Return the entries below in their exact form, leaving the pictures out.

# Start of RECORDS TO USE

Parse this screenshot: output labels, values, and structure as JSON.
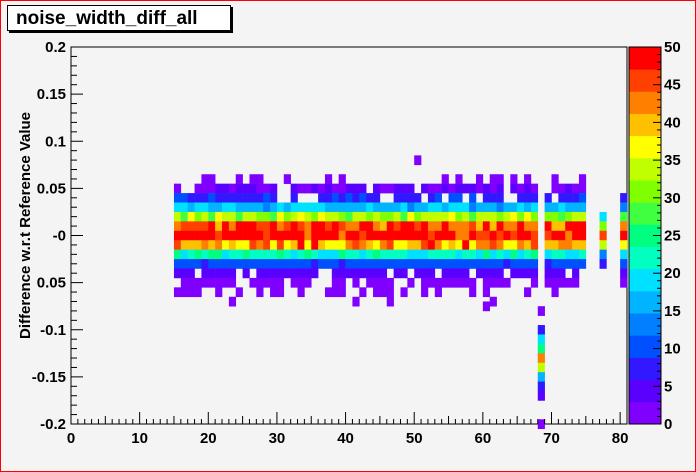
{
  "chart_data": {
    "type": "heatmap",
    "title": "noise_width_diff_all",
    "xlabel": "",
    "ylabel": "Difference w.r.t Reference Value",
    "xlim": [
      0,
      81
    ],
    "ylim": [
      -0.2,
      0.2
    ],
    "x_ticks": [
      "0",
      "10",
      "20",
      "30",
      "40",
      "50",
      "60",
      "70",
      "80"
    ],
    "y_ticks": [
      "0.2",
      "0.15",
      "0.1",
      "0.05",
      "-0",
      "0.05",
      "-0.1",
      "-0.15",
      "-0.2"
    ],
    "z_range": [
      0,
      50
    ],
    "colorbar_ticks": [
      "50",
      "45",
      "40",
      "35",
      "30",
      "25",
      "20",
      "15",
      "10",
      "5",
      "0"
    ],
    "y_bins": [
      0.06,
      0.05,
      0.04,
      0.03,
      0.02,
      0.01,
      0.0,
      -0.01,
      -0.02,
      -0.03,
      -0.04,
      -0.05,
      -0.06,
      -0.07,
      -0.08
    ],
    "x_bin_width": 1,
    "core_x_ranges": [
      [
        15,
        68
      ],
      [
        69,
        75
      ]
    ],
    "core_profile": [
      {
        "y": 0.05,
        "z": 3
      },
      {
        "y": 0.04,
        "z": 8
      },
      {
        "y": 0.03,
        "z": 17
      },
      {
        "y": 0.02,
        "z": 33
      },
      {
        "y": 0.01,
        "z": 46
      },
      {
        "y": 0.0,
        "z": 50
      },
      {
        "y": -0.01,
        "z": 42
      },
      {
        "y": -0.02,
        "z": 22
      },
      {
        "y": -0.03,
        "z": 10
      },
      {
        "y": -0.04,
        "z": 4
      },
      {
        "y": -0.05,
        "z": 2
      }
    ],
    "edge_columns": [
      {
        "x": 77,
        "cells": [
          {
            "y": 0.02,
            "z": 20
          },
          {
            "y": 0.01,
            "z": 32
          },
          {
            "y": 0.0,
            "z": 45
          },
          {
            "y": -0.01,
            "z": 34
          },
          {
            "y": -0.02,
            "z": 14
          },
          {
            "y": -0.03,
            "z": 6
          }
        ]
      },
      {
        "x": 80,
        "cells": [
          {
            "y": 0.04,
            "z": 6
          },
          {
            "y": 0.03,
            "z": 14
          },
          {
            "y": 0.02,
            "z": 28
          },
          {
            "y": 0.01,
            "z": 44
          },
          {
            "y": 0.0,
            "z": 50
          },
          {
            "y": -0.01,
            "z": 36
          },
          {
            "y": -0.02,
            "z": 20
          },
          {
            "y": -0.03,
            "z": 10
          },
          {
            "y": -0.04,
            "z": 4
          },
          {
            "y": -0.05,
            "z": 2
          }
        ]
      }
    ],
    "tail_column": {
      "x": 68,
      "cells": [
        {
          "y": -0.08,
          "z": 2
        },
        {
          "y": -0.1,
          "z": 8
        },
        {
          "y": -0.11,
          "z": 18
        },
        {
          "y": -0.12,
          "z": 26
        },
        {
          "y": -0.13,
          "z": 44
        },
        {
          "y": -0.14,
          "z": 34
        },
        {
          "y": -0.15,
          "z": 16
        },
        {
          "y": -0.16,
          "z": 6
        },
        {
          "y": -0.17,
          "z": 3
        },
        {
          "y": -0.2,
          "z": 2
        }
      ]
    },
    "outliers": [
      {
        "x": 50,
        "y": 0.08,
        "z": 2
      },
      {
        "x": 23,
        "y": -0.07,
        "z": 2
      },
      {
        "x": 41,
        "y": -0.07,
        "z": 2
      },
      {
        "x": 46,
        "y": -0.07,
        "z": 2
      },
      {
        "x": 61,
        "y": -0.07,
        "z": 2
      },
      {
        "x": 60,
        "y": -0.075,
        "z": 2
      }
    ],
    "grid": false,
    "colorbar": "right"
  }
}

# End of RECORDS TO USE

REPLY TO THE TASK =
Parse this screenshot: output labels, values, and structure as JSON.
{
  "chart_data": {
    "type": "heatmap",
    "title": "noise_width_diff_all",
    "xlabel": "",
    "ylabel": "Difference w.r.t Reference Value",
    "xlim": [
      0,
      81
    ],
    "ylim": [
      -0.2,
      0.2
    ],
    "x_ticks": [
      "0",
      "10",
      "20",
      "30",
      "40",
      "50",
      "60",
      "70",
      "80"
    ],
    "y_ticks": [
      "0.2",
      "0.15",
      "0.1",
      "0.05",
      "-0",
      "0.05",
      "-0.1",
      "-0.15",
      "-0.2"
    ],
    "z_range": [
      0,
      50
    ],
    "colorbar_ticks": [
      "50",
      "45",
      "40",
      "35",
      "30",
      "25",
      "20",
      "15",
      "10",
      "5",
      "0"
    ],
    "y_bins": [
      0.06,
      0.05,
      0.04,
      0.03,
      0.02,
      0.01,
      0.0,
      -0.01,
      -0.02,
      -0.03,
      -0.04,
      -0.05,
      -0.06,
      -0.07,
      -0.08
    ],
    "x_bin_width": 1,
    "core_x_ranges": [
      [
        15,
        68
      ],
      [
        69,
        75
      ]
    ],
    "core_profile": [
      {
        "y": 0.05,
        "z": 3
      },
      {
        "y": 0.04,
        "z": 8
      },
      {
        "y": 0.03,
        "z": 17
      },
      {
        "y": 0.02,
        "z": 33
      },
      {
        "y": 0.01,
        "z": 46
      },
      {
        "y": 0.0,
        "z": 50
      },
      {
        "y": -0.01,
        "z": 42
      },
      {
        "y": -0.02,
        "z": 22
      },
      {
        "y": -0.03,
        "z": 10
      },
      {
        "y": -0.04,
        "z": 4
      },
      {
        "y": -0.05,
        "z": 2
      }
    ],
    "edge_columns": [
      {
        "x": 77,
        "cells": [
          {
            "y": 0.02,
            "z": 20
          },
          {
            "y": 0.01,
            "z": 32
          },
          {
            "y": 0.0,
            "z": 45
          },
          {
            "y": -0.01,
            "z": 34
          },
          {
            "y": -0.02,
            "z": 14
          },
          {
            "y": -0.03,
            "z": 6
          }
        ]
      },
      {
        "x": 80,
        "cells": [
          {
            "y": 0.04,
            "z": 6
          },
          {
            "y": 0.03,
            "z": 14
          },
          {
            "y": 0.02,
            "z": 28
          },
          {
            "y": 0.01,
            "z": 44
          },
          {
            "y": 0.0,
            "z": 50
          },
          {
            "y": -0.01,
            "z": 36
          },
          {
            "y": -0.02,
            "z": 20
          },
          {
            "y": -0.03,
            "z": 10
          },
          {
            "y": -0.04,
            "z": 4
          },
          {
            "y": -0.05,
            "z": 2
          }
        ]
      }
    ],
    "tail_column": {
      "x": 68,
      "cells": [
        {
          "y": -0.08,
          "z": 2
        },
        {
          "y": -0.1,
          "z": 8
        },
        {
          "y": -0.11,
          "z": 18
        },
        {
          "y": -0.12,
          "z": 26
        },
        {
          "y": -0.13,
          "z": 44
        },
        {
          "y": -0.14,
          "z": 34
        },
        {
          "y": -0.15,
          "z": 16
        },
        {
          "y": -0.16,
          "z": 6
        },
        {
          "y": -0.17,
          "z": 3
        },
        {
          "y": -0.2,
          "z": 2
        }
      ]
    },
    "outliers": [
      {
        "x": 50,
        "y": 0.08,
        "z": 2
      },
      {
        "x": 23,
        "y": -0.07,
        "z": 2
      },
      {
        "x": 41,
        "y": -0.07,
        "z": 2
      },
      {
        "x": 46,
        "y": -0.07,
        "z": 2
      },
      {
        "x": 61,
        "y": -0.07,
        "z": 2
      },
      {
        "x": 60,
        "y": -0.075,
        "z": 2
      }
    ],
    "grid": false,
    "colorbar": "right"
  }
}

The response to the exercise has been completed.